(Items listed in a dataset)
[start]

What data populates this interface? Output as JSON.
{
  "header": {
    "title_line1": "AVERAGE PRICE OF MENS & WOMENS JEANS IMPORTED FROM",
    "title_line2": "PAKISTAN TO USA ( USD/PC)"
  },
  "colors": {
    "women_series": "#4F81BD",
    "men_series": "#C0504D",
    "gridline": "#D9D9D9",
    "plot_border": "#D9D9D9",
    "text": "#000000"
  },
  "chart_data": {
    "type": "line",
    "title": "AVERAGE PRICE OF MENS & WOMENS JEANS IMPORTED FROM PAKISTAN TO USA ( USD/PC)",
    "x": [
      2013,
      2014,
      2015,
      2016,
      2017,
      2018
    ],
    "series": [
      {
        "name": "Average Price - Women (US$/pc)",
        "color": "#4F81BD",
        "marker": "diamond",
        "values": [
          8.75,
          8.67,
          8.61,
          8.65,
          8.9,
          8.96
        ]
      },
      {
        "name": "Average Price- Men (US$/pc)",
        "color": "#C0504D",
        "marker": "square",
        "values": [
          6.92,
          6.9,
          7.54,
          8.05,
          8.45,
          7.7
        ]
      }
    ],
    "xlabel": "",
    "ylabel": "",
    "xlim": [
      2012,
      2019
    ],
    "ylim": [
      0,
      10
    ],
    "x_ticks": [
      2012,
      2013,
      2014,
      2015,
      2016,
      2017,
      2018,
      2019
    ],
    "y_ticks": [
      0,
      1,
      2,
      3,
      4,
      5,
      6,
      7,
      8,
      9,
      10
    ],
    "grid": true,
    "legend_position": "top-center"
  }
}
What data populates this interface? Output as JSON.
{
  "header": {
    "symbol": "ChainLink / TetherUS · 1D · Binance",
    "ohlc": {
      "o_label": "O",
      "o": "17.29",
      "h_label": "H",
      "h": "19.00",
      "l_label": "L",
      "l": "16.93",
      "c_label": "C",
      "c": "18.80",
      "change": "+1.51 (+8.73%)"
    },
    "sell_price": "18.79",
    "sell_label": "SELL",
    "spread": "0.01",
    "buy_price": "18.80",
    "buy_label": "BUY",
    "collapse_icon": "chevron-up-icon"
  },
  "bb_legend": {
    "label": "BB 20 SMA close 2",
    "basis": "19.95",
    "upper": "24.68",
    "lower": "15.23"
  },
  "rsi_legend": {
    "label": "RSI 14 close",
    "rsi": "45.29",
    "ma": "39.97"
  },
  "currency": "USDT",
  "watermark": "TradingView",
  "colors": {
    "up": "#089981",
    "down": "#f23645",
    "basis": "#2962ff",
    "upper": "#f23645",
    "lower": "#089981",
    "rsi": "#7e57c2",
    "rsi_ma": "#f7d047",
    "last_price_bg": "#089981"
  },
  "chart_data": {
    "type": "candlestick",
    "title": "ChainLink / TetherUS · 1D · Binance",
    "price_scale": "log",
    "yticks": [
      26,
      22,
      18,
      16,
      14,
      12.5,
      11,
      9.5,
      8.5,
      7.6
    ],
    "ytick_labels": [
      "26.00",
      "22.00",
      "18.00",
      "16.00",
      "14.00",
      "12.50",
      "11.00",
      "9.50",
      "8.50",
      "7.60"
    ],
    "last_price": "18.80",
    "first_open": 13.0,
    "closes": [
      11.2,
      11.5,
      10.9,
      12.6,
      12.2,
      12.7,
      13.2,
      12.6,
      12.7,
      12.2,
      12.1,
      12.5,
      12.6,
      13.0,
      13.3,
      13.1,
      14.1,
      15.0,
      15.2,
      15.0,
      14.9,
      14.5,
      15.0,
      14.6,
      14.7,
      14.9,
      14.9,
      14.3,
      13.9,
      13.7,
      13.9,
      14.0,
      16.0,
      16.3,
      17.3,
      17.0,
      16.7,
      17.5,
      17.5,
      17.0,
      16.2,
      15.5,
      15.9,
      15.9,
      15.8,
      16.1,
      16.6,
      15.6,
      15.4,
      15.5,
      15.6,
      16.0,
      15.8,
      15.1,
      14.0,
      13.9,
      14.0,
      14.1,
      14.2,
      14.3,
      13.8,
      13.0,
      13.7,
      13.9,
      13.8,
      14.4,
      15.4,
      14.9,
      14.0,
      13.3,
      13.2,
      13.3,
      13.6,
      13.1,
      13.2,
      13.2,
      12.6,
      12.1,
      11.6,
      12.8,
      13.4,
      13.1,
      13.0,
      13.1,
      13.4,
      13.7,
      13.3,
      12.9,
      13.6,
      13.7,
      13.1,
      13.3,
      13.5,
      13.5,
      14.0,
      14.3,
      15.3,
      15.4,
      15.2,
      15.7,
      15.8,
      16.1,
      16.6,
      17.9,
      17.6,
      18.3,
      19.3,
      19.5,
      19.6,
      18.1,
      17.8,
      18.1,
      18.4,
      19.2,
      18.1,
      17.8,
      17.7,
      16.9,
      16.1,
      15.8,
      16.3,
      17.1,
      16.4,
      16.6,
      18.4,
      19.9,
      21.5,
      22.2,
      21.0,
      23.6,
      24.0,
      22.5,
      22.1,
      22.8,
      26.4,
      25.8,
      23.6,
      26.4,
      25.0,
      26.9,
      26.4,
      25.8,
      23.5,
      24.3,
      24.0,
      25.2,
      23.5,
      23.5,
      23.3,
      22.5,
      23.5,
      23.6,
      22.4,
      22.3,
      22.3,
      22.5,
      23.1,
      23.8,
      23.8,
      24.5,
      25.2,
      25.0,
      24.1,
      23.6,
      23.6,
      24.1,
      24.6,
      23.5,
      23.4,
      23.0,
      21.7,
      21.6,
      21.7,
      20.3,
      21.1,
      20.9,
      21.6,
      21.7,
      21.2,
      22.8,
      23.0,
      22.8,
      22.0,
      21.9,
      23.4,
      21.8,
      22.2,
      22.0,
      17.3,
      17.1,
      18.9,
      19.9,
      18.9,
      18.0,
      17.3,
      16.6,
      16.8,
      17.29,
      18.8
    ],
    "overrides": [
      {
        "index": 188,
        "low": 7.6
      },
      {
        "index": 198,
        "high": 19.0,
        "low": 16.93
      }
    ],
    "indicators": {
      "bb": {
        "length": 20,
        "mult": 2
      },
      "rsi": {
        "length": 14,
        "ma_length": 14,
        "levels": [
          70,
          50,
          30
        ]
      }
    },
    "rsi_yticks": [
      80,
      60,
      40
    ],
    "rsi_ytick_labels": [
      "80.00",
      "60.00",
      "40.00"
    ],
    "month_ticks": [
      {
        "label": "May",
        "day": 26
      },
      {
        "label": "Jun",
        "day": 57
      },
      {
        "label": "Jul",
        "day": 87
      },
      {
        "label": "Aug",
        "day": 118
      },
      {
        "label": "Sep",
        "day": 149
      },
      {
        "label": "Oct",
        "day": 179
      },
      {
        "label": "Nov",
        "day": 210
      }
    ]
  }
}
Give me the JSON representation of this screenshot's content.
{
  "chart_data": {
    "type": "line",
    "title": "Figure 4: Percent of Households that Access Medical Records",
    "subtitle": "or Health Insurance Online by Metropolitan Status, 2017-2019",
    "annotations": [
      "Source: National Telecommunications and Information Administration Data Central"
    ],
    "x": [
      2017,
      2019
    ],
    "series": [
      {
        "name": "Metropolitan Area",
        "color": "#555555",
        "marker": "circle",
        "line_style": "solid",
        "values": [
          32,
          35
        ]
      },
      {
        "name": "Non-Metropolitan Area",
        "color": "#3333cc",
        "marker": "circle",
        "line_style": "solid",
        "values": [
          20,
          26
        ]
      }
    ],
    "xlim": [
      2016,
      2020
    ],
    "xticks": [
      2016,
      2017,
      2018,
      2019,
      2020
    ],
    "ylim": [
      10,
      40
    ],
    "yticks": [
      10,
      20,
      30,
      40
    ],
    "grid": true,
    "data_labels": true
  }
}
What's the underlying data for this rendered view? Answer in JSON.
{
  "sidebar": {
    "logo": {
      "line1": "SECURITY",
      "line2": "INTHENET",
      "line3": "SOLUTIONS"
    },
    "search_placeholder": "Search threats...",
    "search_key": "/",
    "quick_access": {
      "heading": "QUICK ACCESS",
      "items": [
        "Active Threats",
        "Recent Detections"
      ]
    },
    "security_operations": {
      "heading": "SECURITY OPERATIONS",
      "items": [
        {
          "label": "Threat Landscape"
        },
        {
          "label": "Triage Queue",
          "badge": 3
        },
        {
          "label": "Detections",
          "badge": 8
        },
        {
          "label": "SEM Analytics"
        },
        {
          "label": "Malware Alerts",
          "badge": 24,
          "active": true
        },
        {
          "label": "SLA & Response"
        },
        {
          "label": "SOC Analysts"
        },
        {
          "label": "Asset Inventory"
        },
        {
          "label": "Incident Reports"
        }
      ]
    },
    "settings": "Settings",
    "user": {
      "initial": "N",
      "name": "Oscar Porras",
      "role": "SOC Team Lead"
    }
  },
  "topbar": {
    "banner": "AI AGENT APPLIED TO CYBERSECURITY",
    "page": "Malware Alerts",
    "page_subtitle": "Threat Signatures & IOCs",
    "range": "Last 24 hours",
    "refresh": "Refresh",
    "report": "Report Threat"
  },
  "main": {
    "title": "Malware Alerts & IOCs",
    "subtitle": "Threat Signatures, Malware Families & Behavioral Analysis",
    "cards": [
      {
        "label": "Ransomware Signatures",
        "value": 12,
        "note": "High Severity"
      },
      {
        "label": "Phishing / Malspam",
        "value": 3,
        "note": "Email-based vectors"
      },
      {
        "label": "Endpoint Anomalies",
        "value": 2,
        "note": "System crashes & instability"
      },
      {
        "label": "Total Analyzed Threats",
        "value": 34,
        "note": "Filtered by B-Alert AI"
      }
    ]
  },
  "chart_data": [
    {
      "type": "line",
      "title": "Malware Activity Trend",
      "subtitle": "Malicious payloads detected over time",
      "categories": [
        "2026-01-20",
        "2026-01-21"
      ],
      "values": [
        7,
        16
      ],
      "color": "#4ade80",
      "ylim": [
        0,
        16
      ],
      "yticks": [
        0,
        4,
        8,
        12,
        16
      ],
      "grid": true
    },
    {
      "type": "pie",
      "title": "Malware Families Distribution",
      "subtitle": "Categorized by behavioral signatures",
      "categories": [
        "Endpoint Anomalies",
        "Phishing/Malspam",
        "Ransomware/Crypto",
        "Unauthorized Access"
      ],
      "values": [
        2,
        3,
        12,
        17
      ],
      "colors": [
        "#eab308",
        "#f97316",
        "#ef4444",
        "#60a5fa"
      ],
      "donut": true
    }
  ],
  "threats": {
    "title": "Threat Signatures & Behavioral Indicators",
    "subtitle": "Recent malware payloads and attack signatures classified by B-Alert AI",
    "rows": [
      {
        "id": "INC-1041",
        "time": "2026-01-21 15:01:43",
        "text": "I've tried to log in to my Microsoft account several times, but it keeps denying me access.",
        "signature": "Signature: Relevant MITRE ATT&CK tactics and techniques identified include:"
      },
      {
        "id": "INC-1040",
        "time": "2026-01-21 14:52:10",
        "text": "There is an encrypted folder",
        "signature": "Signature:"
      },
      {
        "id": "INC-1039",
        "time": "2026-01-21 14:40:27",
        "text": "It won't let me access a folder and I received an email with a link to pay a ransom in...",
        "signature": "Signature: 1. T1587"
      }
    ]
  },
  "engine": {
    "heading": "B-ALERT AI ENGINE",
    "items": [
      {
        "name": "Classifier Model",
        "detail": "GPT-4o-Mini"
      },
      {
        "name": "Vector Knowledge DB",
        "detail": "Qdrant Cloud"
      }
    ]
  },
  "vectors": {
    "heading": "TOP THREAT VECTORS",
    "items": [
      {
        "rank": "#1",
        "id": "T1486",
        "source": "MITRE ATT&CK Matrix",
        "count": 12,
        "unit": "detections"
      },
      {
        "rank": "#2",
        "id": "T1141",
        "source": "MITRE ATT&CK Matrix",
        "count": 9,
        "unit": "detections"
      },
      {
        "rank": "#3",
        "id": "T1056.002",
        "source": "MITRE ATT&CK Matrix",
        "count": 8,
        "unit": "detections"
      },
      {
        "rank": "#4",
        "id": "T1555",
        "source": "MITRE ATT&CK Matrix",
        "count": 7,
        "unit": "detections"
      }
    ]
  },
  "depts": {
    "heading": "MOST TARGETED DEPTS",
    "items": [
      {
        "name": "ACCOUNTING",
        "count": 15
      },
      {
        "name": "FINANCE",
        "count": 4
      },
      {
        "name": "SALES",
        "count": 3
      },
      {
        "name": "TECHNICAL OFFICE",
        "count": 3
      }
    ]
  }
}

[end]

Find the lines above that include the string "IOCs" and copy them.

_THE OUTPUT_:
    "page_subtitle": "Threat Signatures & IOCs",
    "title": "Malware Alerts & IOCs",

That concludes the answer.